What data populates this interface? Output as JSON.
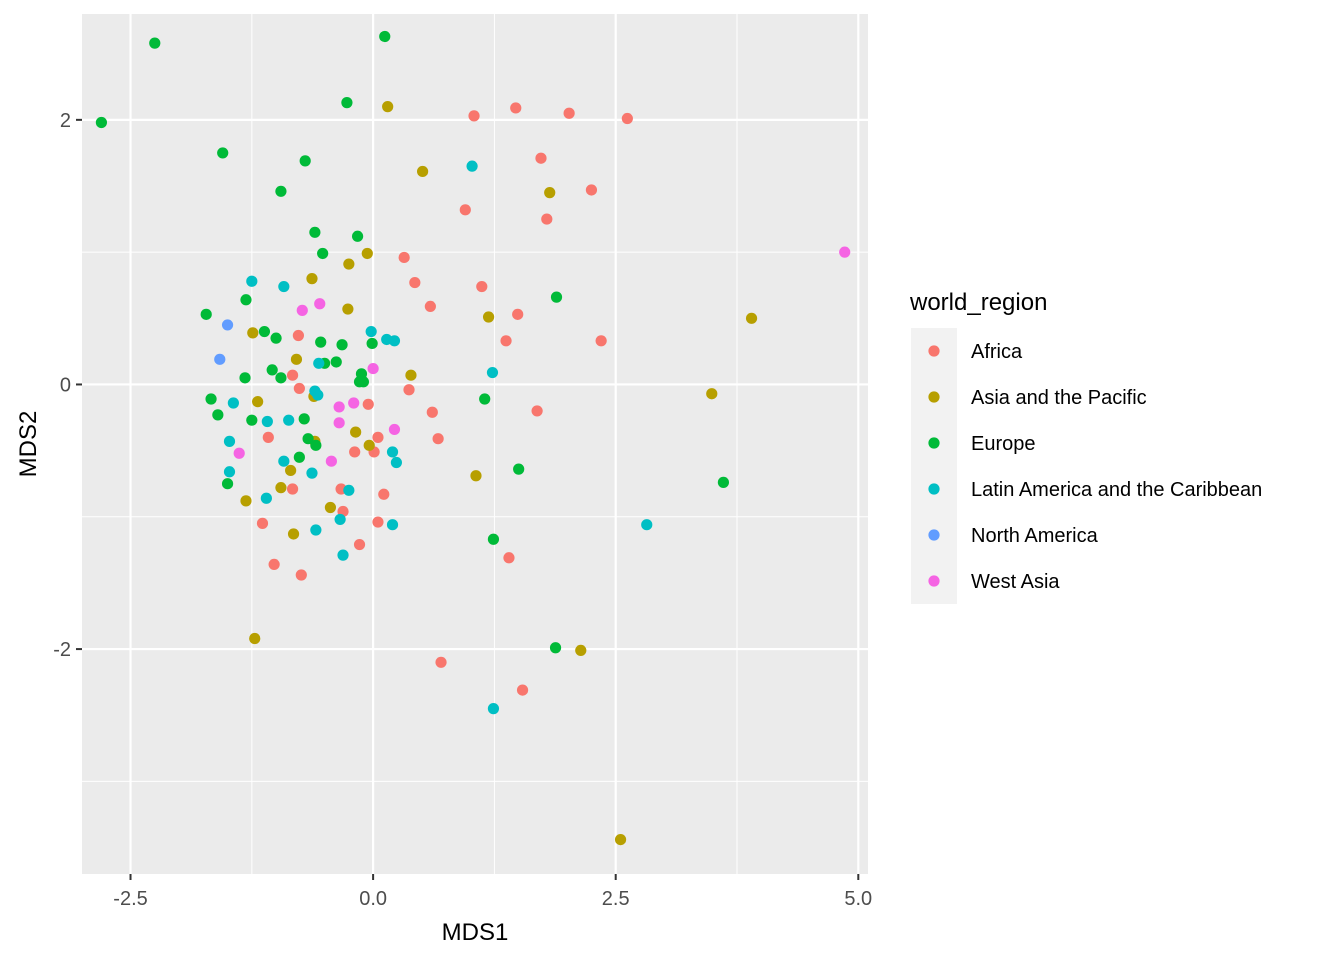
{
  "chart_data": {
    "type": "scatter",
    "xlabel": "MDS1",
    "ylabel": "MDS2",
    "xlim": [
      -3.0,
      5.1
    ],
    "ylim": [
      -3.7,
      2.8
    ],
    "xticks": [
      -2.5,
      0.0,
      2.5,
      5.0
    ],
    "xtick_labels": [
      "-2.5",
      "0.0",
      "2.5",
      "5.0"
    ],
    "yticks": [
      2,
      0,
      -2
    ],
    "ytick_labels": [
      "2",
      "0",
      "-2"
    ],
    "grid": true,
    "legend_position": "right",
    "legend_title": "world_region",
    "series": [
      {
        "name": "Africa",
        "color": "#F8766D",
        "points": [
          [
            1.04,
            2.03
          ],
          [
            1.47,
            2.09
          ],
          [
            2.02,
            2.05
          ],
          [
            2.62,
            2.01
          ],
          [
            1.73,
            1.71
          ],
          [
            2.25,
            1.47
          ],
          [
            1.79,
            1.25
          ],
          [
            0.95,
            1.32
          ],
          [
            0.32,
            0.96
          ],
          [
            0.43,
            0.77
          ],
          [
            1.12,
            0.74
          ],
          [
            0.59,
            0.59
          ],
          [
            1.49,
            0.53
          ],
          [
            1.37,
            0.33
          ],
          [
            2.35,
            0.33
          ],
          [
            -0.77,
            0.37
          ],
          [
            -0.83,
            0.07
          ],
          [
            -0.76,
            -0.03
          ],
          [
            0.37,
            -0.04
          ],
          [
            -0.05,
            -0.15
          ],
          [
            0.61,
            -0.21
          ],
          [
            1.69,
            -0.2
          ],
          [
            0.67,
            -0.41
          ],
          [
            -1.08,
            -0.4
          ],
          [
            0.05,
            -0.4
          ],
          [
            -0.19,
            -0.51
          ],
          [
            0.01,
            -0.51
          ],
          [
            -0.33,
            -0.79
          ],
          [
            -0.83,
            -0.79
          ],
          [
            0.11,
            -0.83
          ],
          [
            -0.31,
            -0.96
          ],
          [
            -1.14,
            -1.05
          ],
          [
            0.05,
            -1.04
          ],
          [
            -0.14,
            -1.21
          ],
          [
            1.4,
            -1.31
          ],
          [
            -1.02,
            -1.36
          ],
          [
            -0.74,
            -1.44
          ],
          [
            0.7,
            -2.1
          ],
          [
            1.54,
            -2.31
          ]
        ]
      },
      {
        "name": "Asia and the Pacific",
        "color": "#B79F00",
        "points": [
          [
            0.15,
            2.1
          ],
          [
            0.51,
            1.61
          ],
          [
            1.82,
            1.45
          ],
          [
            -0.25,
            0.91
          ],
          [
            -0.06,
            0.99
          ],
          [
            -0.63,
            0.8
          ],
          [
            -0.26,
            0.57
          ],
          [
            1.19,
            0.51
          ],
          [
            3.9,
            0.5
          ],
          [
            -1.24,
            0.39
          ],
          [
            -0.79,
            0.19
          ],
          [
            0.39,
            0.07
          ],
          [
            3.49,
            -0.07
          ],
          [
            -1.19,
            -0.13
          ],
          [
            -0.61,
            -0.09
          ],
          [
            -0.18,
            -0.36
          ],
          [
            -0.6,
            -0.43
          ],
          [
            -0.04,
            -0.46
          ],
          [
            -0.85,
            -0.65
          ],
          [
            1.06,
            -0.69
          ],
          [
            -0.95,
            -0.78
          ],
          [
            -1.31,
            -0.88
          ],
          [
            -0.44,
            -0.93
          ],
          [
            -0.82,
            -1.13
          ],
          [
            2.14,
            -2.01
          ],
          [
            -1.22,
            -1.92
          ],
          [
            2.55,
            -3.44
          ]
        ]
      },
      {
        "name": "Europe",
        "color": "#00BA38",
        "points": [
          [
            -2.8,
            1.98
          ],
          [
            -2.25,
            2.58
          ],
          [
            0.12,
            2.63
          ],
          [
            -0.27,
            2.13
          ],
          [
            -1.55,
            1.75
          ],
          [
            -0.7,
            1.69
          ],
          [
            -0.95,
            1.46
          ],
          [
            -0.6,
            1.15
          ],
          [
            -0.16,
            1.12
          ],
          [
            -0.52,
            0.99
          ],
          [
            1.89,
            0.66
          ],
          [
            -1.72,
            0.53
          ],
          [
            -1.31,
            0.64
          ],
          [
            -1.12,
            0.4
          ],
          [
            -1.0,
            0.35
          ],
          [
            -0.54,
            0.32
          ],
          [
            -0.32,
            0.3
          ],
          [
            -0.01,
            0.31
          ],
          [
            -0.5,
            0.16
          ],
          [
            -0.38,
            0.17
          ],
          [
            -1.32,
            0.05
          ],
          [
            -1.04,
            0.11
          ],
          [
            -0.95,
            0.05
          ],
          [
            -0.12,
            0.08
          ],
          [
            -0.1,
            0.02
          ],
          [
            -0.14,
            0.02
          ],
          [
            -1.67,
            -0.11
          ],
          [
            1.15,
            -0.11
          ],
          [
            -1.6,
            -0.23
          ],
          [
            -1.25,
            -0.27
          ],
          [
            -0.71,
            -0.26
          ],
          [
            -0.67,
            -0.41
          ],
          [
            -0.59,
            -0.46
          ],
          [
            -0.76,
            -0.55
          ],
          [
            1.5,
            -0.64
          ],
          [
            3.61,
            -0.74
          ],
          [
            -1.5,
            -0.75
          ],
          [
            1.24,
            -1.17
          ],
          [
            1.88,
            -1.99
          ]
        ]
      },
      {
        "name": "Latin America and the Caribbean",
        "color": "#00BFC4",
        "points": [
          [
            1.02,
            1.65
          ],
          [
            -1.25,
            0.78
          ],
          [
            -0.92,
            0.74
          ],
          [
            -0.02,
            0.4
          ],
          [
            0.14,
            0.34
          ],
          [
            0.22,
            0.33
          ],
          [
            -0.56,
            0.16
          ],
          [
            1.23,
            0.09
          ],
          [
            -0.6,
            -0.05
          ],
          [
            -0.57,
            -0.08
          ],
          [
            -1.44,
            -0.14
          ],
          [
            -0.87,
            -0.27
          ],
          [
            -1.09,
            -0.28
          ],
          [
            -1.48,
            -0.43
          ],
          [
            0.2,
            -0.51
          ],
          [
            -0.92,
            -0.58
          ],
          [
            0.24,
            -0.59
          ],
          [
            -0.63,
            -0.67
          ],
          [
            -1.48,
            -0.66
          ],
          [
            -0.25,
            -0.8
          ],
          [
            -1.1,
            -0.86
          ],
          [
            -0.34,
            -1.02
          ],
          [
            0.2,
            -1.06
          ],
          [
            -0.59,
            -1.1
          ],
          [
            -0.31,
            -1.29
          ],
          [
            2.82,
            -1.06
          ],
          [
            1.24,
            -2.45
          ]
        ]
      },
      {
        "name": "North America",
        "color": "#619CFF",
        "points": [
          [
            -1.5,
            0.45
          ],
          [
            -1.58,
            0.19
          ]
        ]
      },
      {
        "name": "West Asia",
        "color": "#F564E3",
        "points": [
          [
            4.86,
            1.0
          ],
          [
            -0.55,
            0.61
          ],
          [
            -0.73,
            0.56
          ],
          [
            0.0,
            0.12
          ],
          [
            -0.2,
            -0.14
          ],
          [
            -0.35,
            -0.17
          ],
          [
            -0.35,
            -0.29
          ],
          [
            0.22,
            -0.34
          ],
          [
            -1.38,
            -0.52
          ],
          [
            -0.43,
            -0.58
          ]
        ]
      }
    ]
  }
}
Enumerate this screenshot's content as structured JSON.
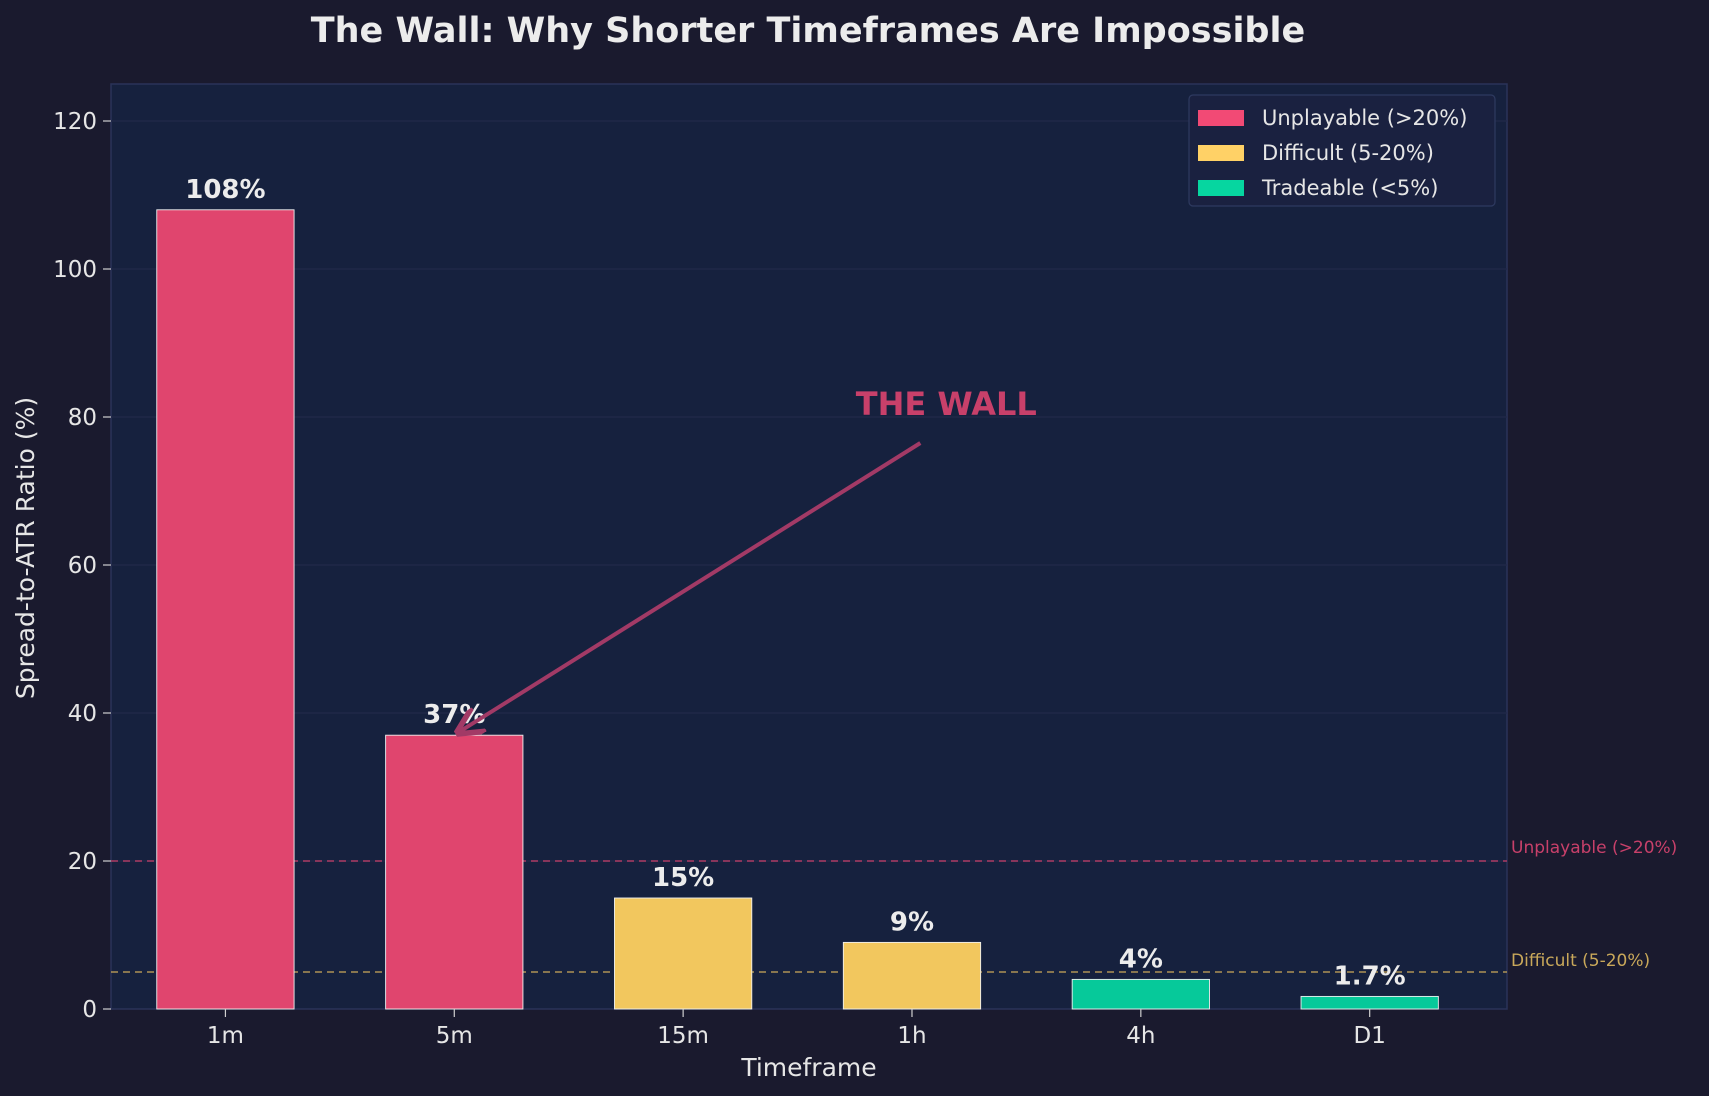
{
  "chart_data": {
    "type": "bar",
    "title": "The Wall: Why Shorter Timeframes Are Impossible",
    "xlabel": "Timeframe",
    "ylabel": "Spread-to-ATR Ratio (%)",
    "ylim": [
      0,
      125
    ],
    "yticks": [
      0,
      20,
      40,
      60,
      80,
      100,
      120
    ],
    "categories": [
      "1m",
      "5m",
      "15m",
      "1h",
      "4h",
      "D1"
    ],
    "values": [
      108,
      37,
      15,
      9,
      4,
      1.7
    ],
    "value_labels": [
      "108%",
      "37%",
      "15%",
      "9%",
      "4%",
      "1.7%"
    ],
    "bar_classes": [
      "unplayable",
      "unplayable",
      "difficult",
      "difficult",
      "tradeable",
      "tradeable"
    ],
    "colors": {
      "unplayable": "#e0456e",
      "difficult": "#f2c75e",
      "tradeable": "#06c99a",
      "legend_unplayable": "#f24a75",
      "legend_difficult": "#ffd166",
      "legend_tradeable": "#06d6a0",
      "plot_bg": "#16213e",
      "page_bg": "#1a1a2e"
    },
    "legend": {
      "position": "top-right",
      "entries": [
        {
          "label": "Unplayable (>20%)",
          "class": "legend_unplayable"
        },
        {
          "label": "Difficult (5-20%)",
          "class": "legend_difficult"
        },
        {
          "label": "Tradeable (<5%)",
          "class": "legend_tradeable"
        }
      ]
    },
    "thresholds": [
      {
        "value": 20,
        "label": "Unplayable (>20%)",
        "color": "#c8406a"
      },
      {
        "value": 5,
        "label": "Difficult (5-20%)",
        "color": "#c9a85a"
      }
    ],
    "annotation": {
      "text": "THE WALL",
      "text_at": {
        "x": 3.15,
        "y": 80
      },
      "arrow_to": {
        "x": 1.0,
        "y": 37
      }
    },
    "grid": true
  }
}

What to do:
In the records above, how many lines contain the string "JSON"? State that number only.

Written reply:
2